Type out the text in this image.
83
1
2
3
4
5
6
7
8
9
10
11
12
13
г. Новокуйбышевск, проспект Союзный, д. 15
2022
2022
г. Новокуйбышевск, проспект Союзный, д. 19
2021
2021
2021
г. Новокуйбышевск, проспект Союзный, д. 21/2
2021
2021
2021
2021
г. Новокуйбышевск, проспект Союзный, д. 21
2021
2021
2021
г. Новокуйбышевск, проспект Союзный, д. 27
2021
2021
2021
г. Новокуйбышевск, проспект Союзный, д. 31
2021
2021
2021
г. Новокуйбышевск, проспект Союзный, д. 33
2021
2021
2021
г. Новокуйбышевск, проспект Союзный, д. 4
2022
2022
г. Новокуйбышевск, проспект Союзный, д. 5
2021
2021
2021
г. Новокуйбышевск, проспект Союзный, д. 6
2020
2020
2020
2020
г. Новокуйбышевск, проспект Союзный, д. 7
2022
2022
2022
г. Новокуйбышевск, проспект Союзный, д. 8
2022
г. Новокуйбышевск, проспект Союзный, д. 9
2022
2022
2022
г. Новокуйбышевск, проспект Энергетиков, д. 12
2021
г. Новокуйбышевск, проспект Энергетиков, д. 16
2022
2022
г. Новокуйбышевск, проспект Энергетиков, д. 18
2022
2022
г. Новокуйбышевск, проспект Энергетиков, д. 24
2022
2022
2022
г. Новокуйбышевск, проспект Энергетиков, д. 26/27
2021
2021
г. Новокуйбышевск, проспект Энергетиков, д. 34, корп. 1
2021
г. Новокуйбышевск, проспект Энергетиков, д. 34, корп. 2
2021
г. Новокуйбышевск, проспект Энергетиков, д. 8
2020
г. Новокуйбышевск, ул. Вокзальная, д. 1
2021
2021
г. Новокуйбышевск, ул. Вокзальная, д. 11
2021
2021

Stated goal: The entries above must be returned in full, exactly as shown.

Reply:
Type out the text in this image.
83
1
2
3
4
5
6
7
8
9
10
11
12
13
г. Новокуйбышевск, проспект Союзный, д. 15
2022
2022
г. Новокуйбышевск, проспект Союзный, д. 19
2021
2021
2021
г. Новокуйбышевск, проспект Союзный, д. 21/2
2021
2021
2021
2021
г. Новокуйбышевск, проспект Союзный, д. 21
2021
2021
2021
г. Новокуйбышевск, проспект Союзный, д. 27
2021
2021
2021
г. Новокуйбышевск, проспект Союзный, д. 31
2021
2021
2021
г. Новокуйбышевск, проспект Союзный, д. 33
2021
2021
2021
г. Новокуйбышевск, проспект Союзный, д. 4
2022
2022
г. Новокуйбышевск, проспект Союзный, д. 5
2021
2021
2021
г. Новокуйбышевск, проспект Союзный, д. 6
2020
2020
2020
2020
г. Новокуйбышевск, проспект Союзный, д. 7
2022
2022
2022
г. Новокуйбышевск, проспект Союзный, д. 8
2022
г. Новокуйбышевск, проспект Союзный, д. 9
2022
2022
2022
г. Новокуйбышевск, проспект Энергетиков, д. 12
2021
г. Новокуйбышевск, проспект Энергетиков, д. 16
2022
2022
г. Новокуйбышевск, проспект Энергетиков, д. 18
2022
2022
г. Новокуйбышевск, проспект Энергетиков, д. 24
2022
2022
2022
г. Новокуйбышевск, проспект Энергетиков, д. 26/27
2021
2021
г. Новокуйбышевск, проспект Энергетиков, д. 34, корп. 1
2021
г. Новокуйбышевск, проспект Энергетиков, д. 34, корп. 2
2021
г. Новокуйбышевск, проспект Энергетиков, д. 8
2020
г. Новокуйбышевск, ул. Вокзальная, д. 1
2021
2021
г. Новокуйбышевск, ул. Вокзальная, д. 11
2021
2021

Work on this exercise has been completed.